● Set task: Copy out all the lines exactly. Omit pictures.

[START OF Input material]

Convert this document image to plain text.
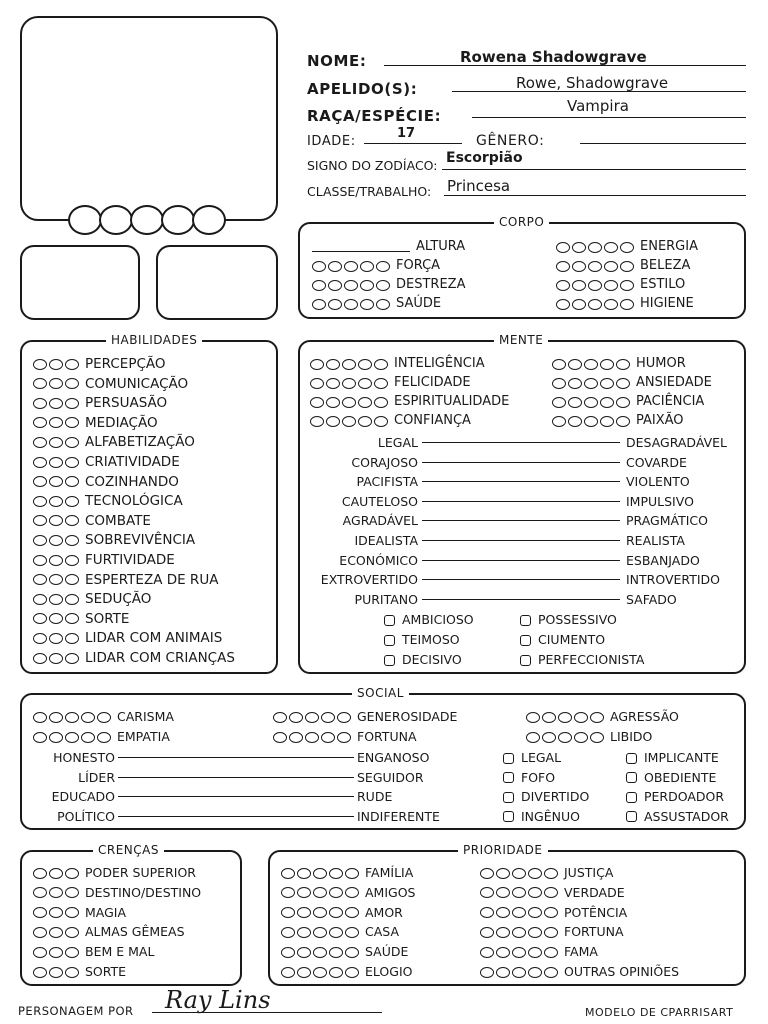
NOME:	Rowena Shadowgrave
APELIDO(S):	Rowe, Shadowgrave
RAÇA/ESPÉCIE:
Vampira
IDADE:
17	GÊNERO:
SIGNO DO ZODÍACO: Escorpião
CLASSE/TRABALHO: Princesa
CORPO
ALTURA
FORÇA
DESTREZA
SAÚDE
ENERGIA
BELEZA
ESTILO
HIGIENE
HABILIDADES
PERCEPÇÃO
COMUNICAÇÃO
PERSUASÃO
MEDIAÇÃO
ALFABETIZAÇÃO
CRIATIVIDADE
COZINHANDO
TECNOLÓGICA
COMBATE
SOBREVIVÊNCIA
FURTIVIDADE
ESPERTEZA DE RUA
SEDUÇÃO
SORTE
LIDAR COM ANIMAIS
LIDAR COM CRIANÇAS
MENTE
INTELIGÊNCIA
FELICIDADE
ESPIRITUALIDADE
CONFIANÇA
HUMOR
ANSIEDADE
PACIÊNCIA
PAIXÃO
LEGAL	DESAGRADÁVEL
CORAJOSO	COVARDE
PACIFISTA	VIOLENTO
CAUTELOSO	IMPULSIVO
AGRADÁVEL	PRAGMÁTICO
IDEALISTA	REALISTA
ECONÓMICO	ESBANJADO
EXTROVERTIDO	INTROVERTIDO
PURITANO	SAFADO
AMBICIOSO
TEIMOSO
DECISIVO
POSSESSIVO
CIUMENTO
PERFECCIONISTA
SOCIAL
CARISMA
EMPATIA
GENEROSIDADE
FORTUNA
AGRESSÃO
LIBIDO
HONESTO	ENGANOSO
LÍDER	SEGUIDOR
EDUCADO	RUDE
POLÍTICO	INDIFERENTE
LEGAL
FOFO
DIVERTIDO
INGÊNUO
IMPLICANTE
OBEDIENTE
PERDOADOR
ASSUSTADOR
CRENÇAS
PODER SUPERIOR
DESTINO/DESTINO
MAGIA
ALMAS GÊMEAS
BEM E MAL
SORTE
PRIORIDADE
FAMÍLIA
AMIGOS
AMOR
CASA
SAÚDE
ELOGIO
JUSTIÇA
VERDADE
POTÊNCIA
FORTUNA
FAMA
OUTRAS OPINIÕES
PERSONAGEM POR Ray Lins	MODELO DE CPARRISART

[END OF Input material]

● Output for this exercise:
Convert this document image to plain text.
NOME:	Rowena Shadowgrave
APELIDO(S):	Rowe, Shadowgrave
RAÇA/ESPÉCIE:
Vampira
IDADE:
17	GÊNERO:
SIGNO DO ZODÍACO: Escorpião
CLASSE/TRABALHO: Princesa
CORPO
ALTURA
FORÇA
DESTREZA
SAÚDE
ENERGIA
BELEZA
ESTILO
HIGIENE
HABILIDADES
PERCEPÇÃO
COMUNICAÇÃO
PERSUASÃO
MEDIAÇÃO
ALFABETIZAÇÃO
CRIATIVIDADE
COZINHANDO
TECNOLÓGICA
COMBATE
SOBREVIVÊNCIA
FURTIVIDADE
ESPERTEZA DE RUA
SEDUÇÃO
SORTE
LIDAR COM ANIMAIS
LIDAR COM CRIANÇAS
MENTE
INTELIGÊNCIA
FELICIDADE
ESPIRITUALIDADE
CONFIANÇA
HUMOR
ANSIEDADE
PACIÊNCIA
PAIXÃO
LEGAL	DESAGRADÁVEL
CORAJOSO	COVARDE
PACIFISTA	VIOLENTO
CAUTELOSO	IMPULSIVO
AGRADÁVEL	PRAGMÁTICO
IDEALISTA	REALISTA
ECONÓMICO	ESBANJADO
EXTROVERTIDO	INTROVERTIDO
PURITANO	SAFADO
AMBICIOSO
TEIMOSO
DECISIVO
POSSESSIVO
CIUMENTO
PERFECCIONISTA
SOCIAL
CARISMA
EMPATIA
GENEROSIDADE
FORTUNA
AGRESSÃO
LIBIDO
HONESTO	ENGANOSO
LÍDER	SEGUIDOR
EDUCADO	RUDE
POLÍTICO	INDIFERENTE
LEGAL
FOFO
DIVERTIDO
INGÊNUO
IMPLICANTE
OBEDIENTE
PERDOADOR
ASSUSTADOR
CRENÇAS
PODER SUPERIOR
DESTINO/DESTINO
MAGIA
ALMAS GÊMEAS
BEM E MAL
SORTE
PRIORIDADE
FAMÍLIA
AMIGOS
AMOR
CASA
SAÚDE
ELOGIO
JUSTIÇA
VERDADE
POTÊNCIA
FORTUNA
FAMA
OUTRAS OPINIÕES
PERSONAGEM POR Ray Lins	MODELO DE CPARRISART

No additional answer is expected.